** Start Provided records **
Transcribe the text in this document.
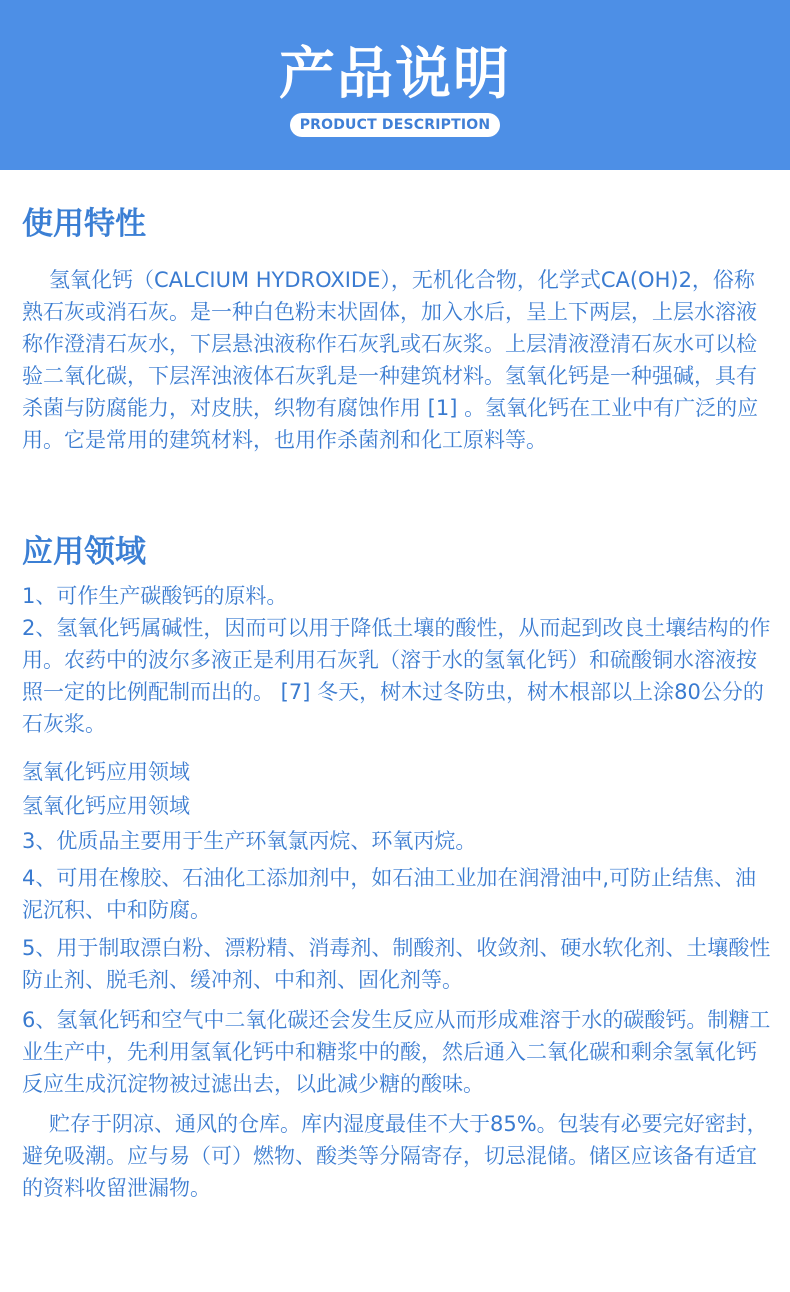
产品说明
PRODUCT DESCRIPTION
使用特性

氢氧化钙（CALCIUM HYDROXIDE），无机化合物，化学式CA(OH)2，俗称熟石灰或消石灰。是一种白色粉末状固体，加入水后，呈上下两层，上层水溶液称作澄清石灰水，下层悬浊液称作石灰乳或石灰浆。上层清液澄清石灰水可以检验二氧化碳，下层浑浊液体石灰乳是一种建筑材料。氢氧化钙是一种强碱，具有杀菌与防腐能力，对皮肤，织物有腐蚀作用 [1] 。氢氧化钙在工业中有广泛的应用。它是常用的建筑材料，也用作杀菌剂和化工原料等。

应用领域

1、可作生产碳酸钙的原料。

2、氢氧化钙属碱性，因而可以用于降低土壤的酸性，从而起到改良土壤结构的作用。农药中的波尔多液正是利用石灰乳（溶于水的氢氧化钙）和硫酸铜水溶液按照一定的比例配制而出的。 [7] 冬天，树木过冬防虫，树木根部以上涂80公分的石灰浆。

氢氧化钙应用领域

氢氧化钙应用领域

3、优质品主要用于生产环氧氯丙烷、环氧丙烷。

4、可用在橡胶、石油化工添加剂中，如石油工业加在润滑油中,可防止结焦、油泥沉积、中和防腐。

5、用于制取漂白粉、漂粉精、消毒剂、制酸剂、收敛剂、硬水软化剂、土壤酸性防止剂、脱毛剂、缓冲剂、中和剂、固化剂等。

6、氢氧化钙和空气中二氧化碳还会发生反应从而形成难溶于水的碳酸钙。制糖工业生产中，先利用氢氧化钙中和糖浆中的酸，然后通入二氧化碳和剩余氢氧化钙反应生成沉淀物被过滤出去，以此减少糖的酸味。

贮存于阴凉、通风的仓库。库内湿度最佳不大于85%。包装有必要完好密封，避免吸潮。应与易（可）燃物、酸类等分隔寄存，切忌混储。储区应该备有适宜的资料收留泄漏物。
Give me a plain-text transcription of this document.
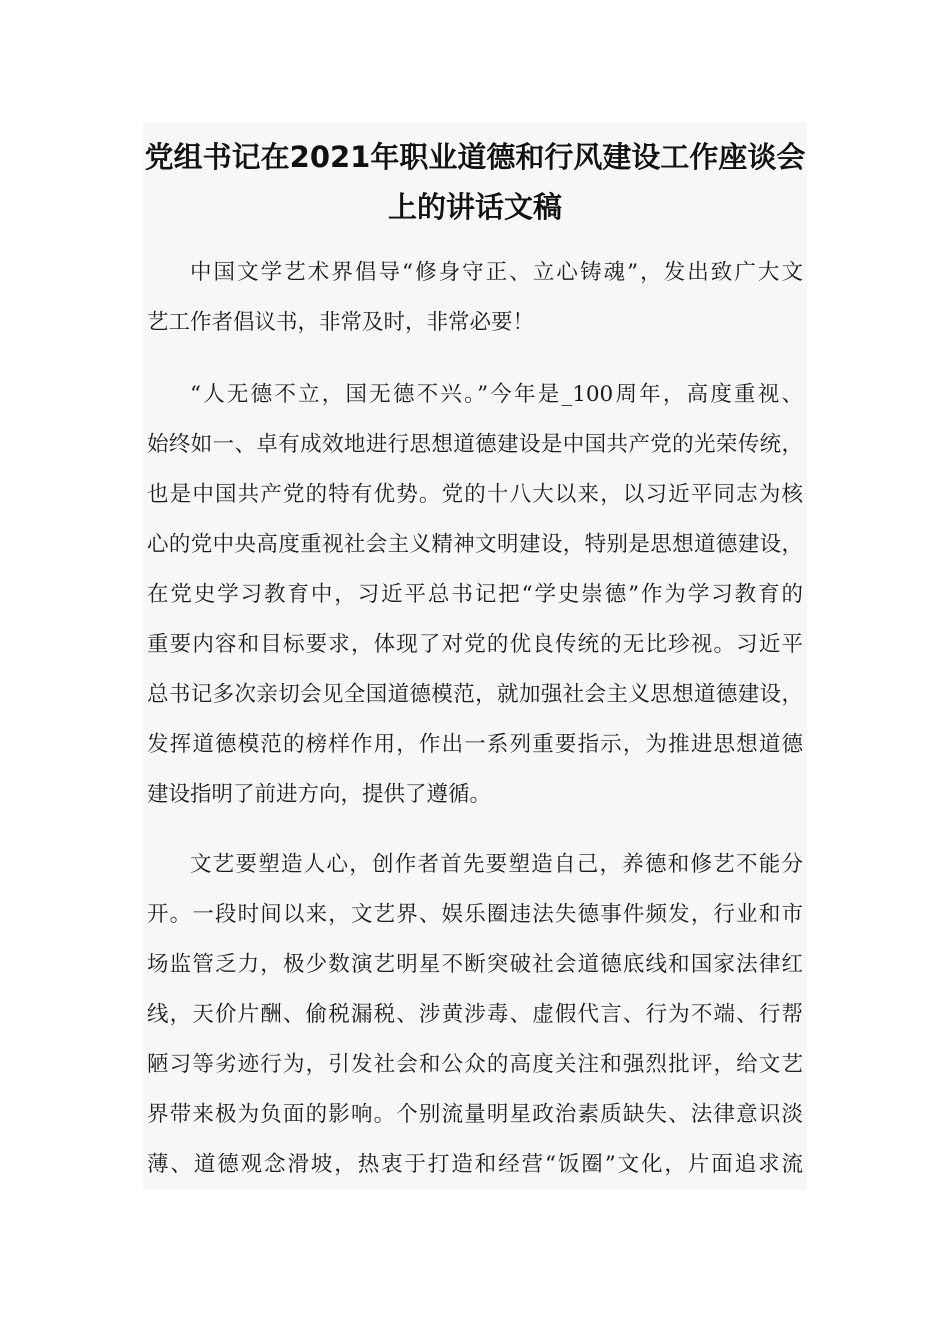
党组书记在2021年职业道德和行风建设工作座谈会
上的讲话文稿
中国文学艺术界倡导“修身守正、立心铸魂”，发出致广大文
艺工作者倡议书，非常及时，非常必要！
“人无德不立，国无德不兴。”今年是_100周年，高度重视、
始终如一、卓有成效地进行思想道德建设是中国共产党的光荣传统，
也是中国共产党的特有优势。党的十八大以来，以习近平同志为核
心的党中央高度重视社会主义精神文明建设，特别是思想道德建设，
在党史学习教育中，习近平总书记把“学史崇德”作为学习教育的
重要内容和目标要求，体现了对党的优良传统的无比珍视。习近平
总书记多次亲切会见全国道德模范，就加强社会主义思想道德建设，
发挥道德模范的榜样作用，作出一系列重要指示，为推进思想道德
建设指明了前进方向，提供了遵循。
文艺要塑造人心，创作者首先要塑造自己，养德和修艺不能分
开。一段时间以来，文艺界、娱乐圈违法失德事件频发，行业和市
场监管乏力，极少数演艺明星不断突破社会道德底线和国家法律红
线，天价片酬、偷税漏税、涉黄涉毒、虚假代言、行为不端、行帮
陋习等劣迹行为，引发社会和公众的高度关注和强烈批评，给文艺
界带来极为负面的影响。个别流量明星政治素质缺失、法律意识淡
薄、道德观念滑坡，热衷于打造和经营“饭圈”文化，片面追求流
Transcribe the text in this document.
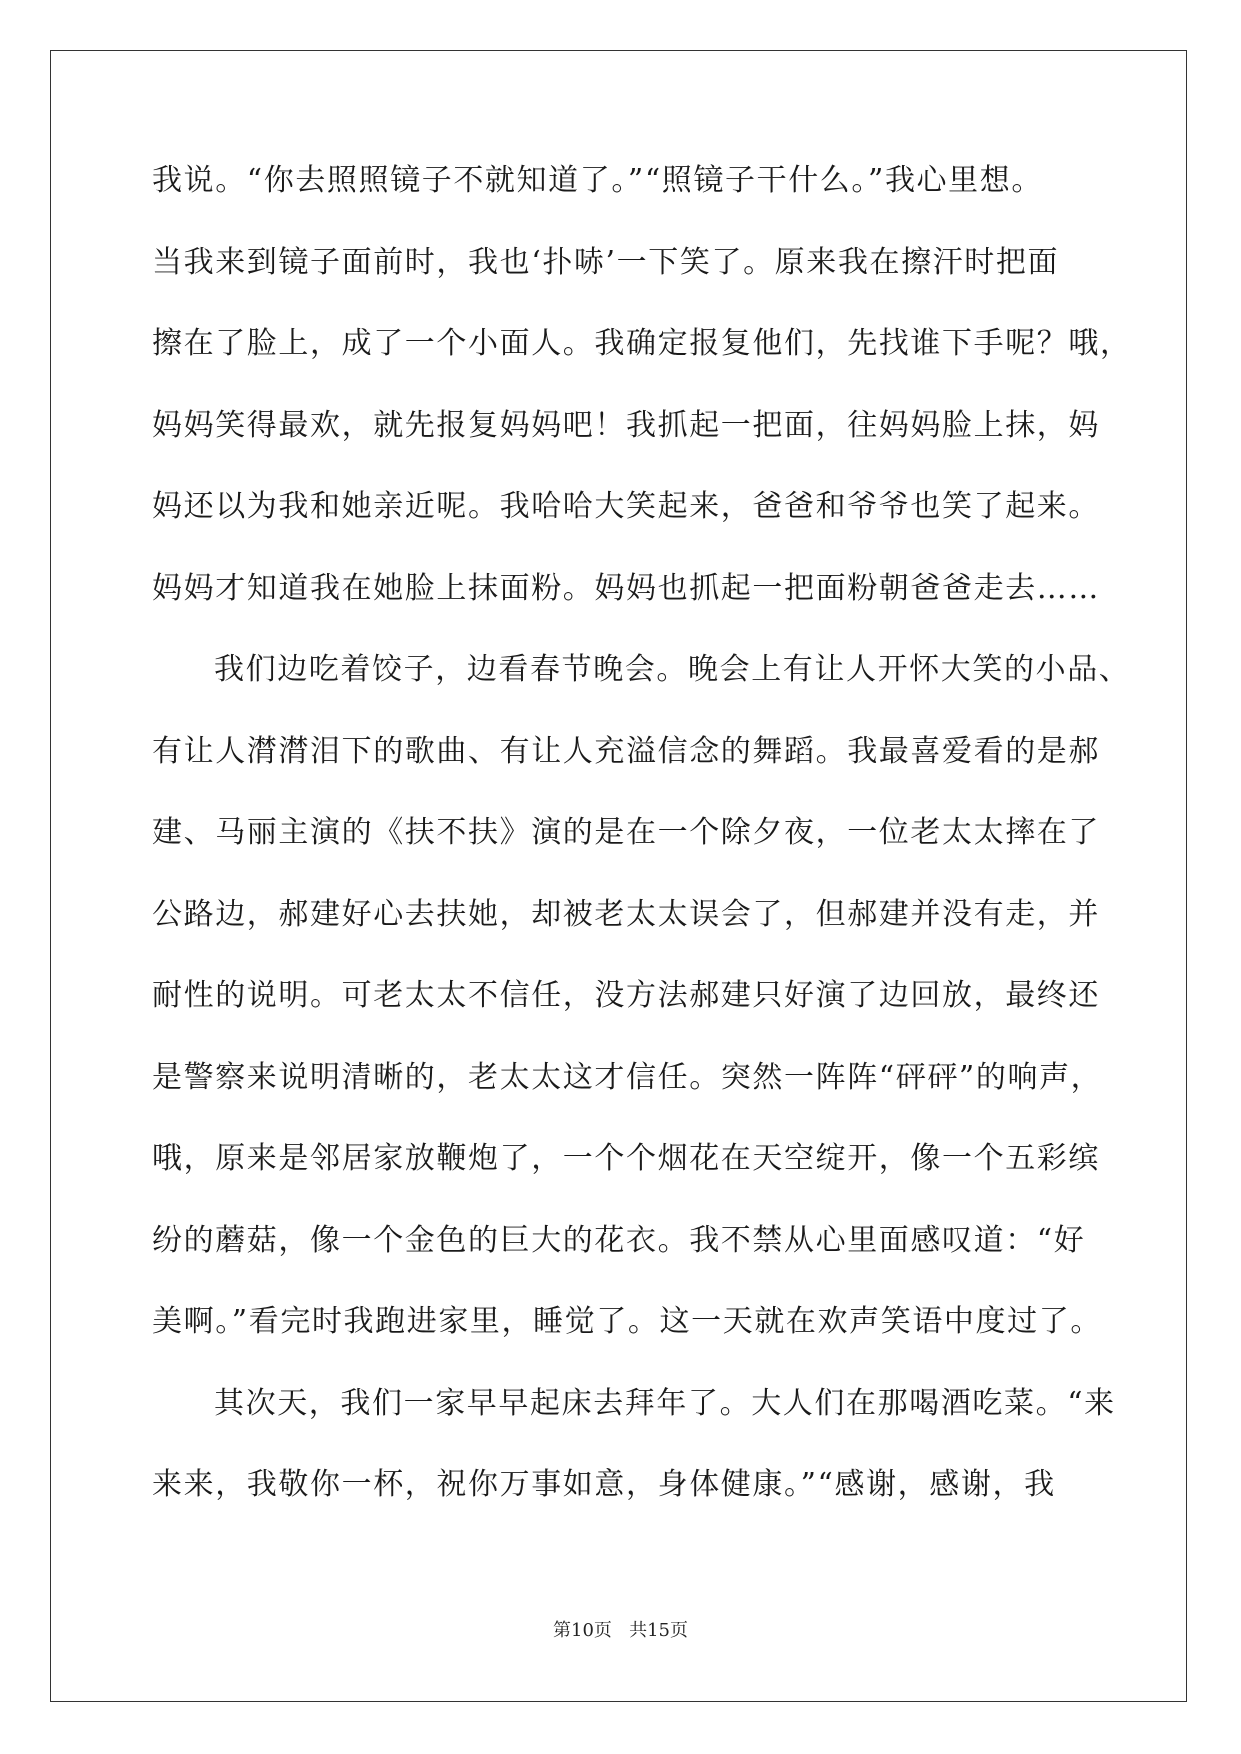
我说。“你去照照镜子不就知道了。”“照镜子干什么。”我心里想。
当我来到镜子面前时，我也‘扑哧’一下笑了。原来我在擦汗时把面
擦在了脸上，成了一个小面人。我确定报复他们，先找谁下手呢？哦，
妈妈笑得最欢，就先报复妈妈吧！我抓起一把面，往妈妈脸上抹，妈
妈还以为我和她亲近呢。我哈哈大笑起来，爸爸和爷爷也笑了起来。
妈妈才知道我在她脸上抹面粉。妈妈也抓起一把面粉朝爸爸走去……
我们边吃着饺子，边看春节晚会。晚会上有让人开怀大笑的小品、
有让人潸潸泪下的歌曲、有让人充溢信念的舞蹈。我最喜爱看的是郝
建、马丽主演的《扶不扶》演的是在一个除夕夜，一位老太太摔在了
公路边，郝建好心去扶她，却被老太太误会了，但郝建并没有走，并
耐性的说明。可老太太不信任，没方法郝建只好演了边回放，最终还
是警察来说明清晰的，老太太这才信任。突然一阵阵“砰砰”的响声，
哦，原来是邻居家放鞭炮了，一个个烟花在天空绽开，像一个五彩缤
纷的蘑菇，像一个金色的巨大的花衣。我不禁从心里面感叹道：“好
美啊。”看完时我跑进家里，睡觉了。这一天就在欢声笑语中度过了。
其次天，我们一家早早起床去拜年了。大人们在那喝酒吃菜。“来
来来，我敬你一杯，祝你万事如意，身体健康。”“感谢，感谢，我
第10页   共15页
** End Provided records **
Exercise objective: Reproduce each line word for word and drop the pictures.

Answer to this task:
Transcribe the text in this document.
产品说明
PRODUCT DESCRIPTION
使用特性

氢氧化钙（CALCIUM HYDROXIDE），无机化合物，化学式CA(OH)2，俗称熟石灰或消石灰。是一种白色粉末状固体，加入水后，呈上下两层，上层水溶液称作澄清石灰水，下层悬浊液称作石灰乳或石灰浆。上层清液澄清石灰水可以检验二氧化碳，下层浑浊液体石灰乳是一种建筑材料。氢氧化钙是一种强碱，具有杀菌与防腐能力，对皮肤，织物有腐蚀作用 [1] 。氢氧化钙在工业中有广泛的应用。它是常用的建筑材料，也用作杀菌剂和化工原料等。

应用领域

1、可作生产碳酸钙的原料。

2、氢氧化钙属碱性，因而可以用于降低土壤的酸性，从而起到改良土壤结构的作用。农药中的波尔多液正是利用石灰乳（溶于水的氢氧化钙）和硫酸铜水溶液按照一定的比例配制而出的。 [7] 冬天，树木过冬防虫，树木根部以上涂80公分的石灰浆。

氢氧化钙应用领域

氢氧化钙应用领域

3、优质品主要用于生产环氧氯丙烷、环氧丙烷。

4、可用在橡胶、石油化工添加剂中，如石油工业加在润滑油中,可防止结焦、油泥沉积、中和防腐。

5、用于制取漂白粉、漂粉精、消毒剂、制酸剂、收敛剂、硬水软化剂、土壤酸性防止剂、脱毛剂、缓冲剂、中和剂、固化剂等。

6、氢氧化钙和空气中二氧化碳还会发生反应从而形成难溶于水的碳酸钙。制糖工业生产中，先利用氢氧化钙中和糖浆中的酸，然后通入二氧化碳和剩余氢氧化钙反应生成沉淀物被过滤出去，以此减少糖的酸味。

贮存于阴凉、通风的仓库。库内湿度最佳不大于85%。包装有必要完好密封，避免吸潮。应与易（可）燃物、酸类等分隔寄存，切忌混储。储区应该备有适宜的资料收留泄漏物。
Give me a plain-text transcription of this document.
党组书记在2021年职业道德和行风建设工作座谈会
上的讲话文稿
中国文学艺术界倡导“修身守正、立心铸魂”，发出致广大文
艺工作者倡议书，非常及时，非常必要！
“人无德不立，国无德不兴。”今年是_100周年，高度重视、
始终如一、卓有成效地进行思想道德建设是中国共产党的光荣传统，
也是中国共产党的特有优势。党的十八大以来，以习近平同志为核
心的党中央高度重视社会主义精神文明建设，特别是思想道德建设，
在党史学习教育中，习近平总书记把“学史崇德”作为学习教育的
重要内容和目标要求，体现了对党的优良传统的无比珍视。习近平
总书记多次亲切会见全国道德模范，就加强社会主义思想道德建设，
发挥道德模范的榜样作用，作出一系列重要指示，为推进思想道德
建设指明了前进方向，提供了遵循。
文艺要塑造人心，创作者首先要塑造自己，养德和修艺不能分
开。一段时间以来，文艺界、娱乐圈违法失德事件频发，行业和市
场监管乏力，极少数演艺明星不断突破社会道德底线和国家法律红
线，天价片酬、偷税漏税、涉黄涉毒、虚假代言、行为不端、行帮
陋习等劣迹行为，引发社会和公众的高度关注和强烈批评，给文艺
界带来极为负面的影响。个别流量明星政治素质缺失、法律意识淡
薄、道德观念滑坡，热衷于打造和经营“饭圈”文化，片面追求流
Transcribe the text in this document.
我说。“你去照照镜子不就知道了。”“照镜子干什么。”我心里想。
当我来到镜子面前时，我也‘扑哧’一下笑了。原来我在擦汗时把面
擦在了脸上，成了一个小面人。我确定报复他们，先找谁下手呢？哦，
妈妈笑得最欢，就先报复妈妈吧！我抓起一把面，往妈妈脸上抹，妈
妈还以为我和她亲近呢。我哈哈大笑起来，爸爸和爷爷也笑了起来。
妈妈才知道我在她脸上抹面粉。妈妈也抓起一把面粉朝爸爸走去……
我们边吃着饺子，边看春节晚会。晚会上有让人开怀大笑的小品、
有让人潸潸泪下的歌曲、有让人充溢信念的舞蹈。我最喜爱看的是郝
建、马丽主演的《扶不扶》演的是在一个除夕夜，一位老太太摔在了
公路边，郝建好心去扶她，却被老太太误会了，但郝建并没有走，并
耐性的说明。可老太太不信任，没方法郝建只好演了边回放，最终还
是警察来说明清晰的，老太太这才信任。突然一阵阵“砰砰”的响声，
哦，原来是邻居家放鞭炮了，一个个烟花在天空绽开，像一个五彩缤
纷的蘑菇，像一个金色的巨大的花衣。我不禁从心里面感叹道：“好
美啊。”看完时我跑进家里，睡觉了。这一天就在欢声笑语中度过了。
其次天，我们一家早早起床去拜年了。大人们在那喝酒吃菜。“来
来来，我敬你一杯，祝你万事如意，身体健康。”“感谢，感谢，我
第10页   共15页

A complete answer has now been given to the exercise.